_Records shown_:
>> start
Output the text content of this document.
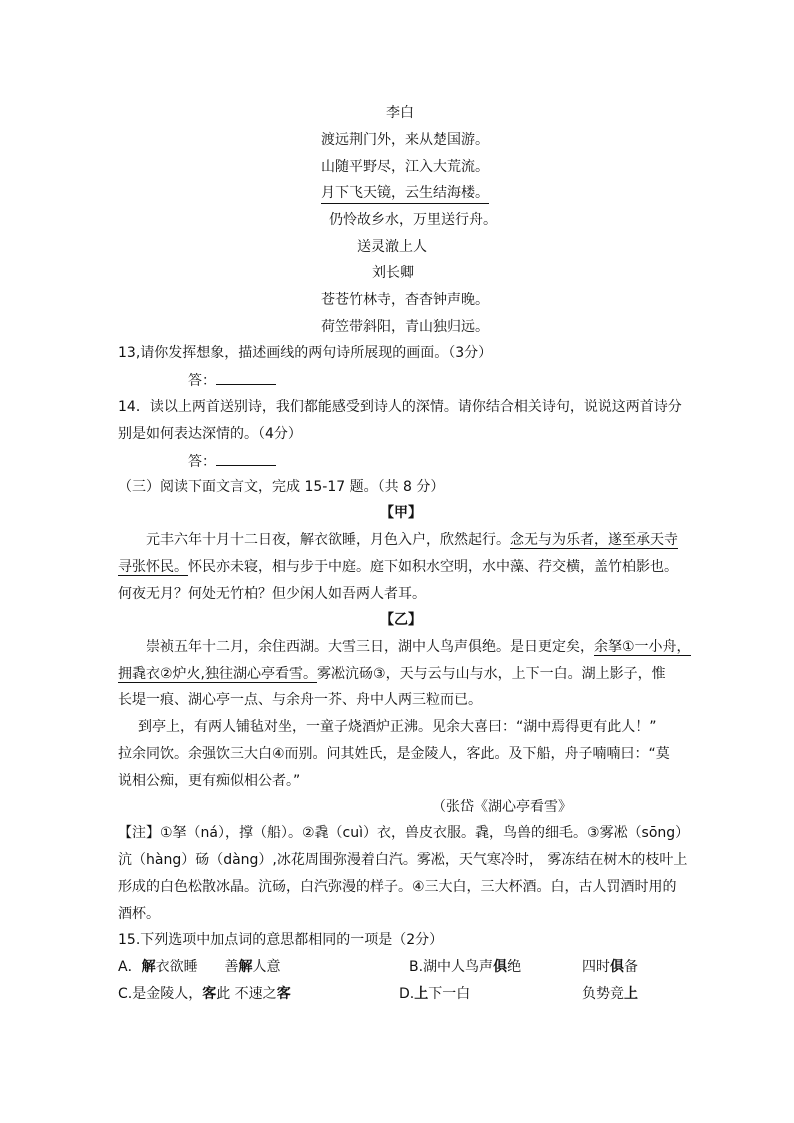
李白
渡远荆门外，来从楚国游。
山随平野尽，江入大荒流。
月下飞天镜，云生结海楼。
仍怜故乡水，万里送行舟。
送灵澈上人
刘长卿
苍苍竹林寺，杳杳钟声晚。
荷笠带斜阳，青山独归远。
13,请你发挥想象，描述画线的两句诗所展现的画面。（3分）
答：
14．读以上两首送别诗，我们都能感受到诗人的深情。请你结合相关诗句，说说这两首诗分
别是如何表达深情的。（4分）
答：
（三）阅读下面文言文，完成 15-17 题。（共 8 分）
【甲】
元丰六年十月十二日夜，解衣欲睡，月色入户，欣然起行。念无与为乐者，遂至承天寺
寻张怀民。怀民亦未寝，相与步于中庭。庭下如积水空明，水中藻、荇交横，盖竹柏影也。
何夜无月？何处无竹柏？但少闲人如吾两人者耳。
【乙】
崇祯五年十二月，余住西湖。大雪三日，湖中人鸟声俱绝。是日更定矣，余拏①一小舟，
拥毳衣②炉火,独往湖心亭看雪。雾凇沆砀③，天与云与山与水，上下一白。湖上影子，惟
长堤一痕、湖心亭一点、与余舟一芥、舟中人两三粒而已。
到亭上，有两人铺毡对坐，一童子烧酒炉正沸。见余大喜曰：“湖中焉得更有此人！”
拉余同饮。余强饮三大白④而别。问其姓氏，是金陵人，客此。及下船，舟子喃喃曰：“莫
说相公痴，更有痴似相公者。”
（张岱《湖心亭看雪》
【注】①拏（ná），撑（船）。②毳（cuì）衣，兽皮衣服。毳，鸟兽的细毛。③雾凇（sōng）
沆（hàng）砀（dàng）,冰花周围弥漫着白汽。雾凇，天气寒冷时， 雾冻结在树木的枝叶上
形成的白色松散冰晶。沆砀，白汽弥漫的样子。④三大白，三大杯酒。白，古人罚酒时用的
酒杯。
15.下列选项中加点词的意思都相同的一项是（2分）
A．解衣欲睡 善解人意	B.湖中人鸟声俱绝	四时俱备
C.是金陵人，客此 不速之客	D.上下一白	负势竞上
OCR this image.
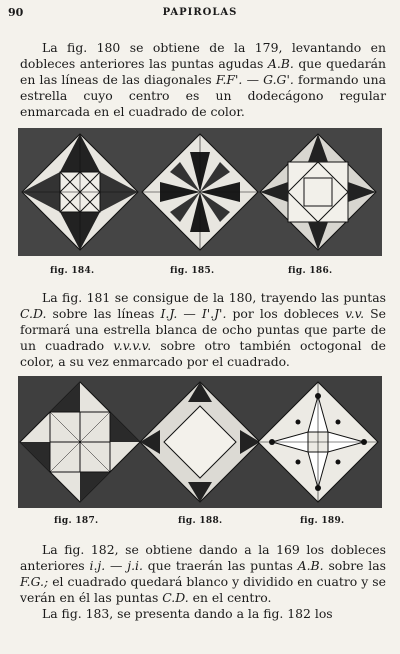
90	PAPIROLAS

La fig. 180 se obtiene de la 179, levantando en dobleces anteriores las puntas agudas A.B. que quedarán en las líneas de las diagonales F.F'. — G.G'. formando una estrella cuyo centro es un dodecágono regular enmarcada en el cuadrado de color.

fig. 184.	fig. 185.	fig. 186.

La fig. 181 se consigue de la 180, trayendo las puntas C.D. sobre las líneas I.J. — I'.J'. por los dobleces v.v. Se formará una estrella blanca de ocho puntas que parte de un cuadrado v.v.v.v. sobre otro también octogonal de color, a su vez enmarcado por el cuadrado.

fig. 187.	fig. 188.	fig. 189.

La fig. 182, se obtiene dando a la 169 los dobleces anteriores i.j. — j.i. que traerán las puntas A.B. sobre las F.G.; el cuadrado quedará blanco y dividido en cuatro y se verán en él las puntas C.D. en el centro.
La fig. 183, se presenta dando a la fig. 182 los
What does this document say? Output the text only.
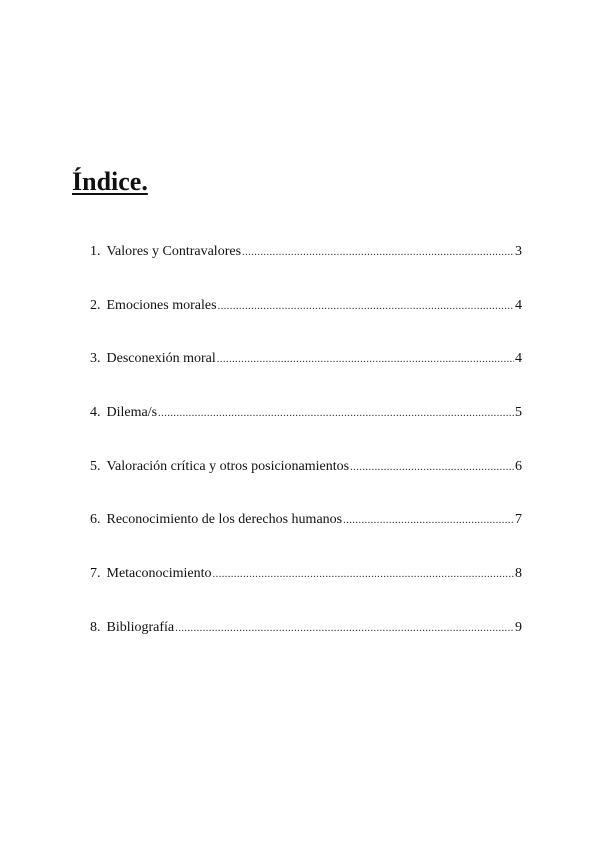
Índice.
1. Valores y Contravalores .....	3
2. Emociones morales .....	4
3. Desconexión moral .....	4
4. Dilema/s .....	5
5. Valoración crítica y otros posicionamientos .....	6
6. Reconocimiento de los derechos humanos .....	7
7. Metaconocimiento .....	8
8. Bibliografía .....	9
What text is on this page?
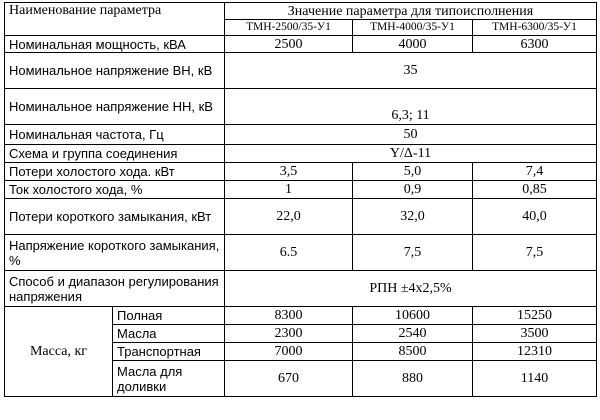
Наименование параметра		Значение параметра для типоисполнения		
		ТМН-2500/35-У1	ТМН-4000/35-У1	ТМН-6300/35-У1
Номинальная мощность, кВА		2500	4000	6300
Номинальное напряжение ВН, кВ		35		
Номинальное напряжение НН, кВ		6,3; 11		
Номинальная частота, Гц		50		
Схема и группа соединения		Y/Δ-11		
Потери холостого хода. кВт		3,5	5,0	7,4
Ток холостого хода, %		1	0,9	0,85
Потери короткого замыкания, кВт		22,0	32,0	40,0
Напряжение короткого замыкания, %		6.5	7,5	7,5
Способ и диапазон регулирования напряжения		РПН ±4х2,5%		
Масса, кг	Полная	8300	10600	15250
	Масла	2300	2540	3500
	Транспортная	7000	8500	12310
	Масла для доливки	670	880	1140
>> end
_Written problem_: Make a list of all lines in the data that contain "centro".

_Solved problem_:
La fig. 180 se obtiene de la 179, levantando en dobleces anteriores las puntas agudas A.B. que quedarán en las líneas de las diagonales F.F'. — G.G'. formando una estrella cuyo centro es un dodecágono regular enmarcada en el cuadrado de color.
La fig. 182, se obtiene dando a la 169 los dobleces anteriores i.j. — j.i. que traerán las puntas A.B. sobre las F.G.; el cuadrado quedará blanco y dividido en cuatro y se verán en él las puntas C.D. en el centro.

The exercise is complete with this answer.